Set task >>
Show all lines from the listing below that contain "save".

Entries provided >>
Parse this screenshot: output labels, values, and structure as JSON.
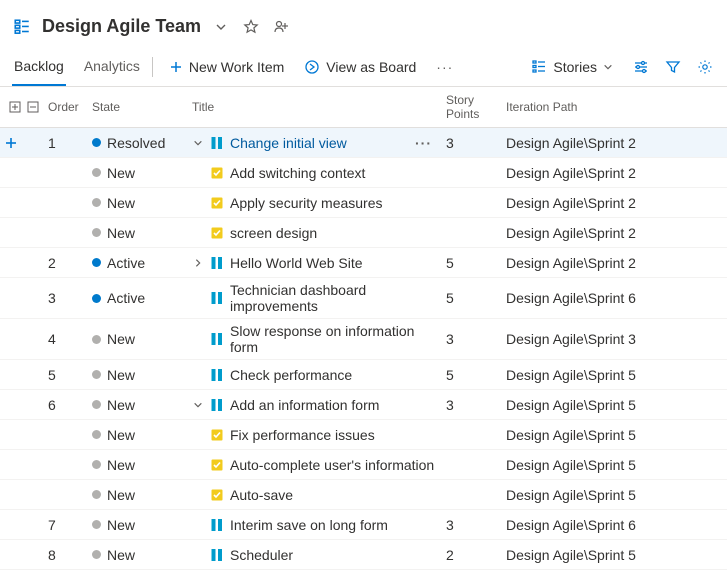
{
  "header": {
    "title": "Design Agile Team"
  },
  "tabs": {
    "backlog": "Backlog",
    "analytics": "Analytics"
  },
  "commands": {
    "newItem": "New Work Item",
    "viewBoard": "View as Board",
    "stories": "Stories"
  },
  "columns": {
    "order": "Order",
    "state": "State",
    "title": "Title",
    "points": "Story Points",
    "iteration": "Iteration Path"
  },
  "states": {
    "resolved": {
      "label": "Resolved",
      "color": "#007acc"
    },
    "active": {
      "label": "Active",
      "color": "#007acc"
    },
    "new": {
      "label": "New",
      "color": "#b1b0ae"
    }
  },
  "rows": [
    {
      "order": "1",
      "state": "resolved",
      "expand": "open",
      "kind": "story",
      "title": "Change initial view",
      "link": true,
      "points": "3",
      "iter": "Design Agile\\Sprint 2",
      "selected": true,
      "menu": true
    },
    {
      "order": "",
      "state": "new",
      "expand": "none",
      "kind": "task",
      "title": "Add switching context",
      "link": false,
      "points": "",
      "iter": "Design Agile\\Sprint 2",
      "indent": 1
    },
    {
      "order": "",
      "state": "new",
      "expand": "none",
      "kind": "task",
      "title": "Apply security measures",
      "link": false,
      "points": "",
      "iter": "Design Agile\\Sprint 2",
      "indent": 1
    },
    {
      "order": "",
      "state": "new",
      "expand": "none",
      "kind": "task",
      "title": "screen design",
      "link": false,
      "points": "",
      "iter": "Design Agile\\Sprint 2",
      "indent": 1
    },
    {
      "order": "2",
      "state": "active",
      "expand": "closed",
      "kind": "story",
      "title": "Hello World Web Site",
      "link": false,
      "points": "5",
      "iter": "Design Agile\\Sprint 2"
    },
    {
      "order": "3",
      "state": "active",
      "expand": "none",
      "kind": "story",
      "title": "Technician dashboard improvements",
      "link": false,
      "points": "5",
      "iter": "Design Agile\\Sprint 6"
    },
    {
      "order": "4",
      "state": "new",
      "expand": "none",
      "kind": "story",
      "title": "Slow response on information form",
      "link": false,
      "points": "3",
      "iter": "Design Agile\\Sprint 3"
    },
    {
      "order": "5",
      "state": "new",
      "expand": "none",
      "kind": "story",
      "title": "Check performance",
      "link": false,
      "points": "5",
      "iter": "Design Agile\\Sprint 5"
    },
    {
      "order": "6",
      "state": "new",
      "expand": "open",
      "kind": "story",
      "title": "Add an information form",
      "link": false,
      "points": "3",
      "iter": "Design Agile\\Sprint 5"
    },
    {
      "order": "",
      "state": "new",
      "expand": "none",
      "kind": "task",
      "title": "Fix performance issues",
      "link": false,
      "points": "",
      "iter": "Design Agile\\Sprint 5",
      "indent": 1
    },
    {
      "order": "",
      "state": "new",
      "expand": "none",
      "kind": "task",
      "title": "Auto-complete user's information",
      "link": false,
      "points": "",
      "iter": "Design Agile\\Sprint 5",
      "indent": 1
    },
    {
      "order": "",
      "state": "new",
      "expand": "none",
      "kind": "task",
      "title": "Auto-save",
      "link": false,
      "points": "",
      "iter": "Design Agile\\Sprint 5",
      "indent": 1
    },
    {
      "order": "7",
      "state": "new",
      "expand": "none",
      "kind": "story",
      "title": "Interim save on long form",
      "link": false,
      "points": "3",
      "iter": "Design Agile\\Sprint 6"
    },
    {
      "order": "8",
      "state": "new",
      "expand": "none",
      "kind": "story",
      "title": "Scheduler",
      "link": false,
      "points": "2",
      "iter": "Design Agile\\Sprint 5"
    }
  ]
}
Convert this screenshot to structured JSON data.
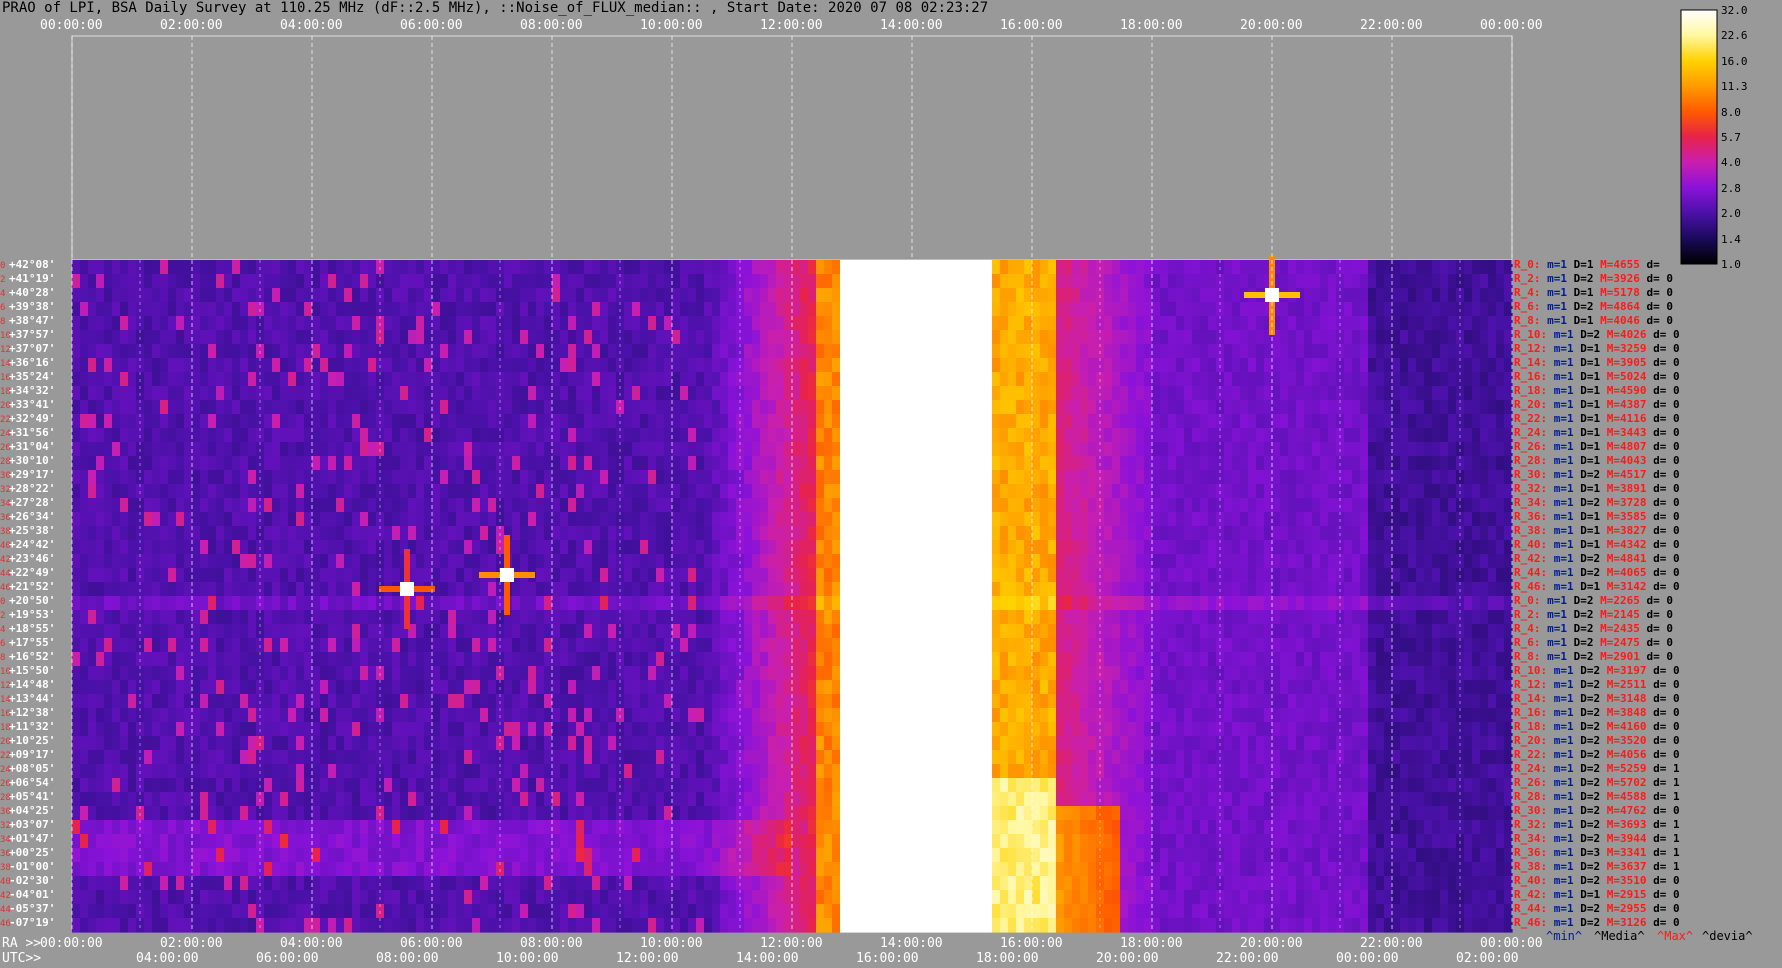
{
  "title": "PRAO of LPI, BSA Daily Survey at 110.25 MHz (dF::2.5 MHz), ::Noise_of_FLUX_median:: , Start Date: 2020 07 08 02:23:27",
  "top_ticks": [
    "00:00:00",
    "02:00:00",
    "04:00:00",
    "06:00:00",
    "08:00:00",
    "10:00:00",
    "12:00:00",
    "14:00:00",
    "16:00:00",
    "18:00:00",
    "20:00:00",
    "22:00:00",
    "00:00:00"
  ],
  "ra_label": "RA >>",
  "ra_ticks": [
    "00:00:00",
    "02:00:00",
    "04:00:00",
    "06:00:00",
    "08:00:00",
    "10:00:00",
    "12:00:00",
    "14:00:00",
    "16:00:00",
    "18:00:00",
    "20:00:00",
    "22:00:00",
    "00:00:00"
  ],
  "utc_label": "UTC>>",
  "utc_ticks": [
    "04:00:00",
    "06:00:00",
    "08:00:00",
    "10:00:00",
    "12:00:00",
    "14:00:00",
    "16:00:00",
    "18:00:00",
    "20:00:00",
    "22:00:00",
    "00:00:00",
    "02:00:00"
  ],
  "declinations": [
    "+42°08'",
    "+41°19'",
    "+40°28'",
    "+39°38'",
    "+38°47'",
    "+37°57'",
    "+37°07'",
    "+36°16'",
    "+35°24'",
    "+34°32'",
    "+33°41'",
    "+32°49'",
    "+31°56'",
    "+31°04'",
    "+30°10'",
    "+29°17'",
    "+28°22'",
    "+27°28'",
    "+26°34'",
    "+25°38'",
    "+24°42'",
    "+23°46'",
    "+22°49'",
    "+21°52'",
    "+20°50'",
    "+19°53'",
    "+18°55'",
    "+17°55'",
    "+16°52'",
    "+15°50'",
    "+14°48'",
    "+13°44'",
    "+12°38'",
    "+11°32'",
    "+10°25'",
    "+09°17'",
    "+08°05'",
    "+06°54'",
    "+05°41'",
    "+04°25'",
    "+03°07'",
    "+01°47'",
    "+00°25'",
    "-01°00'",
    "-02°30'",
    "-04°01'",
    "-05°37'",
    "-07°19'"
  ],
  "row_numbers": [
    "0",
    "2",
    "4",
    "6",
    "8",
    "10",
    "12",
    "14",
    "16",
    "18",
    "20",
    "22",
    "24",
    "26",
    "28",
    "30",
    "32",
    "34",
    "36",
    "38",
    "40",
    "42",
    "44",
    "46",
    "0",
    "2",
    "4",
    "6",
    "8",
    "10",
    "12",
    "14",
    "16",
    "18",
    "20",
    "22",
    "24",
    "26",
    "28",
    "30",
    "32",
    "34",
    "36",
    "38",
    "40",
    "42",
    "44",
    "46"
  ],
  "stats": [
    {
      "r": "R_0:",
      "m": "m=1",
      "D": "D=1",
      "M": "M=4655",
      "d": "d="
    },
    {
      "r": "R_2:",
      "m": "m=1",
      "D": "D=2",
      "M": "M=3926",
      "d": "d= 0"
    },
    {
      "r": "R_4:",
      "m": "m=1",
      "D": "D=1",
      "M": "M=5178",
      "d": "d= 0"
    },
    {
      "r": "R_6:",
      "m": "m=1",
      "D": "D=2",
      "M": "M=4864",
      "d": "d= 0"
    },
    {
      "r": "R_8:",
      "m": "m=1",
      "D": "D=1",
      "M": "M=4046",
      "d": "d= 0"
    },
    {
      "r": "R_10:",
      "m": "m=1",
      "D": "D=2",
      "M": "M=4026",
      "d": "d= 0"
    },
    {
      "r": "R_12:",
      "m": "m=1",
      "D": "D=1",
      "M": "M=3259",
      "d": "d= 0"
    },
    {
      "r": "R_14:",
      "m": "m=1",
      "D": "D=1",
      "M": "M=3905",
      "d": "d= 0"
    },
    {
      "r": "R_16:",
      "m": "m=1",
      "D": "D=1",
      "M": "M=5024",
      "d": "d= 0"
    },
    {
      "r": "R_18:",
      "m": "m=1",
      "D": "D=1",
      "M": "M=4590",
      "d": "d= 0"
    },
    {
      "r": "R_20:",
      "m": "m=1",
      "D": "D=1",
      "M": "M=4387",
      "d": "d= 0"
    },
    {
      "r": "R_22:",
      "m": "m=1",
      "D": "D=1",
      "M": "M=4116",
      "d": "d= 0"
    },
    {
      "r": "R_24:",
      "m": "m=1",
      "D": "D=1",
      "M": "M=3443",
      "d": "d= 0"
    },
    {
      "r": "R_26:",
      "m": "m=1",
      "D": "D=1",
      "M": "M=4807",
      "d": "d= 0"
    },
    {
      "r": "R_28:",
      "m": "m=1",
      "D": "D=1",
      "M": "M=4043",
      "d": "d= 0"
    },
    {
      "r": "R_30:",
      "m": "m=1",
      "D": "D=2",
      "M": "M=4517",
      "d": "d= 0"
    },
    {
      "r": "R_32:",
      "m": "m=1",
      "D": "D=1",
      "M": "M=3891",
      "d": "d= 0"
    },
    {
      "r": "R_34:",
      "m": "m=1",
      "D": "D=2",
      "M": "M=3728",
      "d": "d= 0"
    },
    {
      "r": "R_36:",
      "m": "m=1",
      "D": "D=1",
      "M": "M=3585",
      "d": "d= 0"
    },
    {
      "r": "R_38:",
      "m": "m=1",
      "D": "D=1",
      "M": "M=3827",
      "d": "d= 0"
    },
    {
      "r": "R_40:",
      "m": "m=1",
      "D": "D=1",
      "M": "M=4342",
      "d": "d= 0"
    },
    {
      "r": "R_42:",
      "m": "m=1",
      "D": "D=2",
      "M": "M=4841",
      "d": "d= 0"
    },
    {
      "r": "R_44:",
      "m": "m=1",
      "D": "D=2",
      "M": "M=4065",
      "d": "d= 0"
    },
    {
      "r": "R_46:",
      "m": "m=1",
      "D": "D=1",
      "M": "M=3142",
      "d": "d= 0"
    },
    {
      "r": "R_0:",
      "m": "m=1",
      "D": "D=2",
      "M": "M=2265",
      "d": "d= 0"
    },
    {
      "r": "R_2:",
      "m": "m=1",
      "D": "D=2",
      "M": "M=2145",
      "d": "d= 0"
    },
    {
      "r": "R_4:",
      "m": "m=1",
      "D": "D=2",
      "M": "M=2435",
      "d": "d= 0"
    },
    {
      "r": "R_6:",
      "m": "m=1",
      "D": "D=2",
      "M": "M=2475",
      "d": "d= 0"
    },
    {
      "r": "R_8:",
      "m": "m=1",
      "D": "D=2",
      "M": "M=2901",
      "d": "d= 0"
    },
    {
      "r": "R_10:",
      "m": "m=1",
      "D": "D=2",
      "M": "M=3197",
      "d": "d= 0"
    },
    {
      "r": "R_12:",
      "m": "m=1",
      "D": "D=2",
      "M": "M=2511",
      "d": "d= 0"
    },
    {
      "r": "R_14:",
      "m": "m=1",
      "D": "D=2",
      "M": "M=3148",
      "d": "d= 0"
    },
    {
      "r": "R_16:",
      "m": "m=1",
      "D": "D=2",
      "M": "M=3848",
      "d": "d= 0"
    },
    {
      "r": "R_18:",
      "m": "m=1",
      "D": "D=2",
      "M": "M=4160",
      "d": "d= 0"
    },
    {
      "r": "R_20:",
      "m": "m=1",
      "D": "D=2",
      "M": "M=3520",
      "d": "d= 0"
    },
    {
      "r": "R_22:",
      "m": "m=1",
      "D": "D=2",
      "M": "M=4056",
      "d": "d= 0"
    },
    {
      "r": "R_24:",
      "m": "m=1",
      "D": "D=2",
      "M": "M=5259",
      "d": "d= 1"
    },
    {
      "r": "R_26:",
      "m": "m=1",
      "D": "D=2",
      "M": "M=5702",
      "d": "d= 1"
    },
    {
      "r": "R_28:",
      "m": "m=1",
      "D": "D=2",
      "M": "M=4588",
      "d": "d= 1"
    },
    {
      "r": "R_30:",
      "m": "m=1",
      "D": "D=2",
      "M": "M=4762",
      "d": "d= 0"
    },
    {
      "r": "R_32:",
      "m": "m=1",
      "D": "D=2",
      "M": "M=3693",
      "d": "d= 1"
    },
    {
      "r": "R_34:",
      "m": "m=1",
      "D": "D=2",
      "M": "M=3944",
      "d": "d= 1"
    },
    {
      "r": "R_36:",
      "m": "m=1",
      "D": "D=3",
      "M": "M=3341",
      "d": "d= 1"
    },
    {
      "r": "R_38:",
      "m": "m=1",
      "D": "D=2",
      "M": "M=3637",
      "d": "d= 1"
    },
    {
      "r": "R_40:",
      "m": "m=1",
      "D": "D=2",
      "M": "M=3510",
      "d": "d= 0"
    },
    {
      "r": "R_42:",
      "m": "m=1",
      "D": "D=1",
      "M": "M=2915",
      "d": "d= 0"
    },
    {
      "r": "R_44:",
      "m": "m=1",
      "D": "D=2",
      "M": "M=2955",
      "d": "d= 0"
    },
    {
      "r": "R_46:",
      "m": "m=1",
      "D": "D=2",
      "M": "M=3126",
      "d": "d= 0"
    }
  ],
  "legend_keys": {
    "min": "^min^",
    "media": "^Media^",
    "max": "^Max^",
    "devia": "^devia^"
  },
  "colorbar": {
    "ticks": [
      "32.0",
      "22.6",
      "16.0",
      "11.3",
      "8.0",
      "5.7",
      "4.0",
      "2.8",
      "2.0",
      "1.4",
      "1.0"
    ],
    "colors": [
      "#000000",
      "#1a0a5c",
      "#4a11a8",
      "#8a12d9",
      "#c81fb0",
      "#e8224a",
      "#ff5a00",
      "#ff9a00",
      "#ffd200",
      "#fff7a0",
      "#ffffff"
    ]
  },
  "chart_data": {
    "type": "heatmap",
    "title": "PRAO of LPI, BSA Daily Survey at 110.25 MHz (dF::2.5 MHz), ::Noise_of_FLUX_median:: , Start Date: 2020 07 08 02:23:27",
    "x_axis": "RA 00:00:00 to 00:00:00 (24 h)",
    "y_axis": "Declination +42°08' to -07°19' (48 beams)",
    "value_range": [
      1.0,
      32.0
    ],
    "scale": "log2",
    "features": [
      {
        "label": "Saturated band (Milky Way / Cyg region)",
        "ra_start": "12:45:00",
        "ra_end": "15:15:00",
        "value": 32.0
      },
      {
        "label": "Bright band",
        "ra_start": "15:15:00",
        "ra_end": "16:15:00",
        "value": 11.3
      },
      {
        "label": "Point source",
        "ra": "20:00:00",
        "dec": "+40°28'",
        "value": 22.6
      },
      {
        "label": "Point source",
        "ra": "07:15:00",
        "dec": "+22°49'",
        "value": 16.0
      },
      {
        "label": "Point source",
        "ra": "05:35:00",
        "dec": "+21°52'",
        "value": 11.3
      }
    ]
  }
}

Final answer >>
      "title": "Auto-save",
      "title": "Interim save on long form",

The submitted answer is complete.